• **EXTRACTED DATA**
*****
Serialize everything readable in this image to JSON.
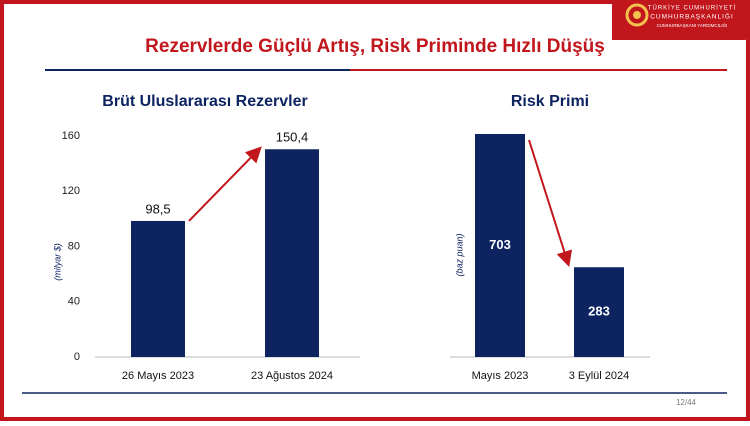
{
  "header": {
    "title": "Rezervlerde Güçlü Artış, Risk Priminde Hızlı Düşüş",
    "org": [
      "TÜRKİYE CUMHURİYETİ",
      "CUMHURBAŞKANLIĞI",
      "CUMHURBAŞKANI YARDIMCILIĞI"
    ]
  },
  "page_number": "12/44",
  "chart_data": [
    {
      "type": "bar",
      "title": "Brüt Uluslararası Rezervler",
      "y_label": "(milyar $)",
      "categories": [
        "26 Mayıs 2023",
        "23 Ağustos 2024"
      ],
      "values": [
        98.5,
        150.4
      ],
      "value_labels": [
        "98,5",
        "150,4"
      ],
      "value_label_position": "above",
      "color": "#0d2461",
      "ylim": [
        0,
        160
      ],
      "yticks": [
        0,
        40,
        80,
        120,
        160
      ],
      "arrow_color": "#c0161c"
    },
    {
      "type": "bar",
      "title": "Risk Primi",
      "y_label": "(baz puan)",
      "categories": [
        "Mayıs 2023",
        "3 Eylül 2024"
      ],
      "values": [
        703,
        283
      ],
      "value_label_position": "inside",
      "color": "#0d2461",
      "arrow_color": "#c0161c"
    }
  ]
}
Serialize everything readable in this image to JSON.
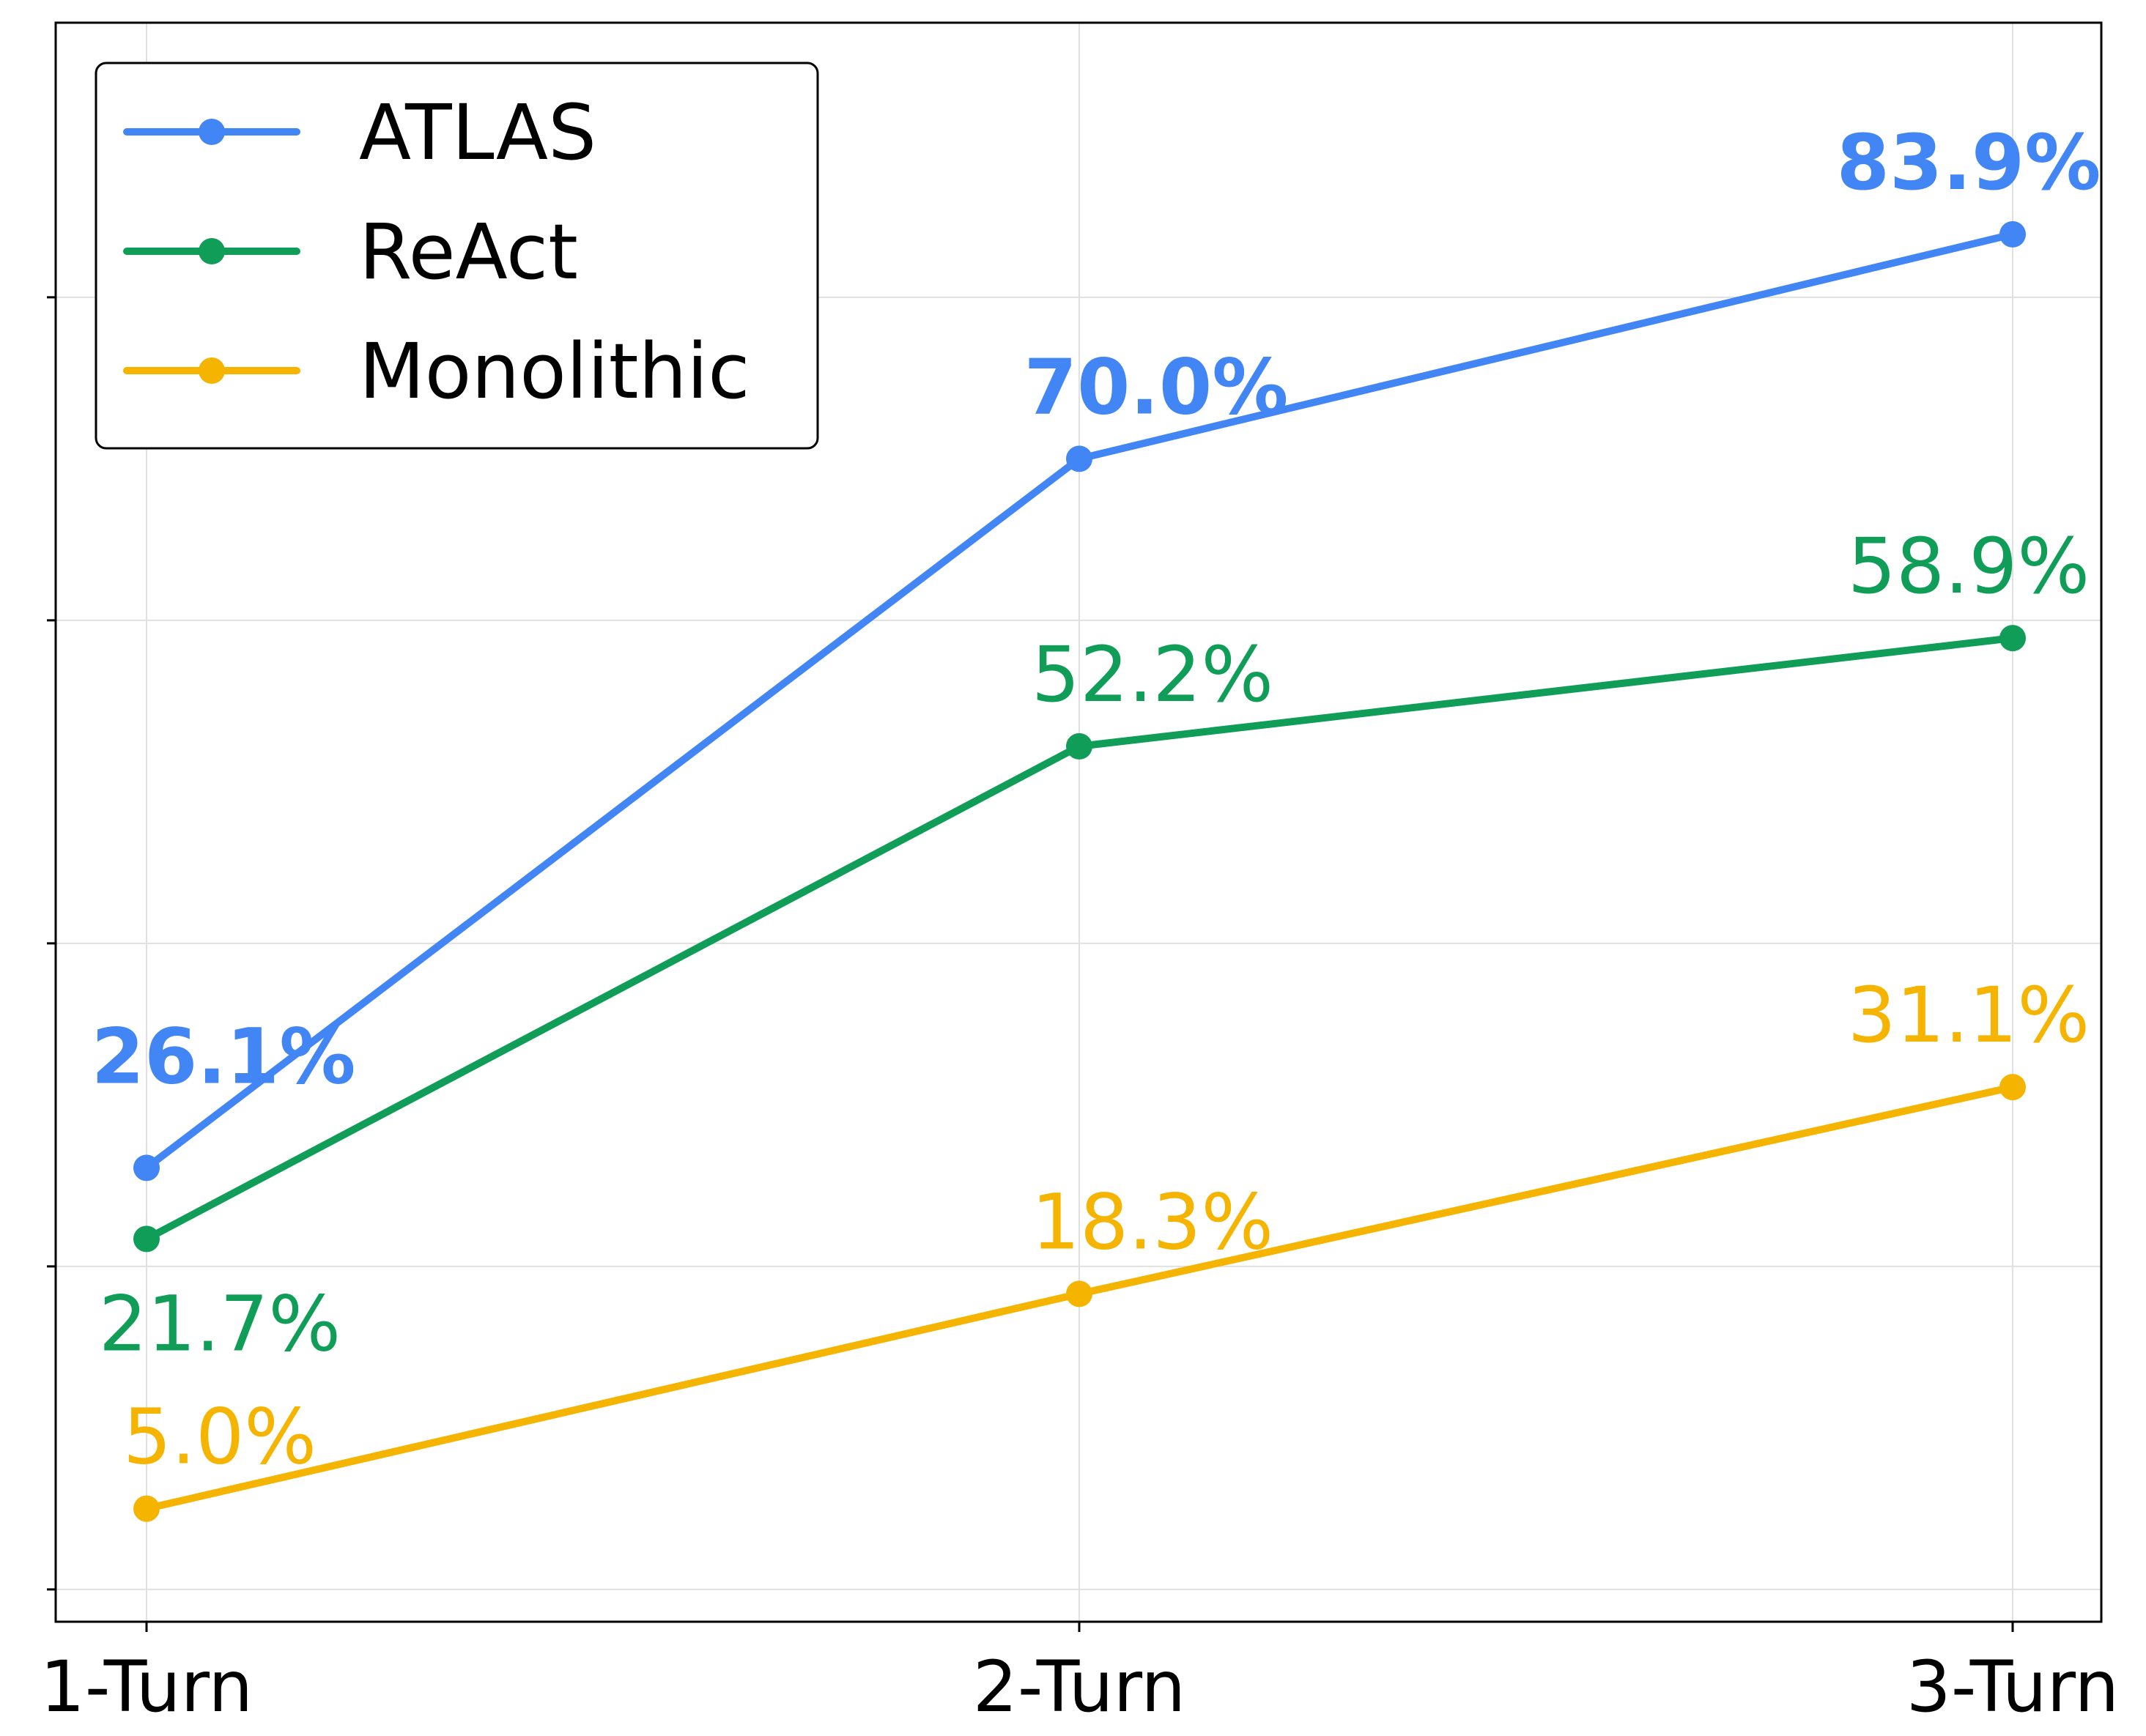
{
  "chart_data": {
    "type": "line",
    "title": "",
    "xlabel": "",
    "ylabel": "",
    "categories": [
      "1-Turn",
      "2-Turn",
      "3-Turn"
    ],
    "ylim": [
      -2,
      97
    ],
    "grid": true,
    "legend_position": "top-left",
    "series": [
      {
        "name": "ATLAS",
        "color": "#4285F4",
        "values": [
          26.1,
          70.0,
          83.9
        ],
        "labels": [
          "26.1%",
          "70.0%",
          "83.9%"
        ],
        "bold_labels": true
      },
      {
        "name": "ReAct",
        "color": "#0F9D58",
        "values": [
          21.7,
          52.2,
          58.9
        ],
        "labels": [
          "21.7%",
          "52.2%",
          "58.9%"
        ],
        "bold_labels": false
      },
      {
        "name": "Monolithic",
        "color": "#F4B400",
        "values": [
          5.0,
          18.3,
          31.1
        ],
        "labels": [
          "5.0%",
          "18.3%",
          "31.1%"
        ],
        "bold_labels": false
      }
    ]
  }
}
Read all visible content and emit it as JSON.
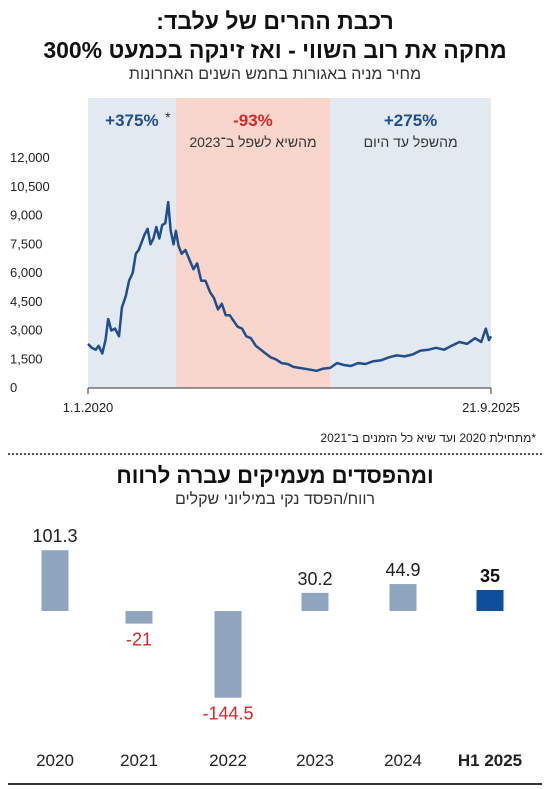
*****
Write the full listing out again with every line unchanged, but include no pictures.

Serialize everything readable in this image to JSON.
{
  "header": {
    "title": "Rezervlerde Güçlü Artış, Risk Priminde Hızlı Düşüş",
    "org": [
      "TÜRKİYE CUMHURİYETİ",
      "CUMHURBAŞKANLIĞI",
      "CUMHURBAŞKANI YARDIMCILIĞI"
    ]
  },
  "page_number": "12/44",
  "chart_data": [
    {
      "type": "bar",
      "title": "Brüt Uluslararası Rezervler",
      "y_label": "(milyar $)",
      "categories": [
        "26 Mayıs 2023",
        "23 Ağustos 2024"
      ],
      "values": [
        98.5,
        150.4
      ],
      "value_labels": [
        "98,5",
        "150,4"
      ],
      "value_label_position": "above",
      "color": "#0d2461",
      "ylim": [
        0,
        160
      ],
      "yticks": [
        0,
        40,
        80,
        120,
        160
      ],
      "arrow_color": "#c0161c"
    },
    {
      "type": "bar",
      "title": "Risk Primi",
      "y_label": "(baz puan)",
      "categories": [
        "Mayıs 2023",
        "3 Eylül 2024"
      ],
      "values": [
        703,
        283
      ],
      "value_label_position": "inside",
      "color": "#0d2461",
      "arrow_color": "#c0161c"
    }
  ]
}
Serialize everything readable in this image to JSON.
{
  "chart_data": {
    "type": "line",
    "title": "",
    "xlabel": "",
    "ylabel": "",
    "categories": [
      "1-Turn",
      "2-Turn",
      "3-Turn"
    ],
    "ylim": [
      -2,
      97
    ],
    "grid": true,
    "legend_position": "top-left",
    "series": [
      {
        "name": "ATLAS",
        "color": "#4285F4",
        "values": [
          26.1,
          70.0,
          83.9
        ],
        "labels": [
          "26.1%",
          "70.0%",
          "83.9%"
        ],
        "bold_labels": true
      },
      {
        "name": "ReAct",
        "color": "#0F9D58",
        "values": [
          21.7,
          52.2,
          58.9
        ],
        "labels": [
          "21.7%",
          "52.2%",
          "58.9%"
        ],
        "bold_labels": false
      },
      {
        "name": "Monolithic",
        "color": "#F4B400",
        "values": [
          5.0,
          18.3,
          31.1
        ],
        "labels": [
          "5.0%",
          "18.3%",
          "31.1%"
        ],
        "bold_labels": false
      }
    ]
  }
}
Read all visible content and emit it as JSON.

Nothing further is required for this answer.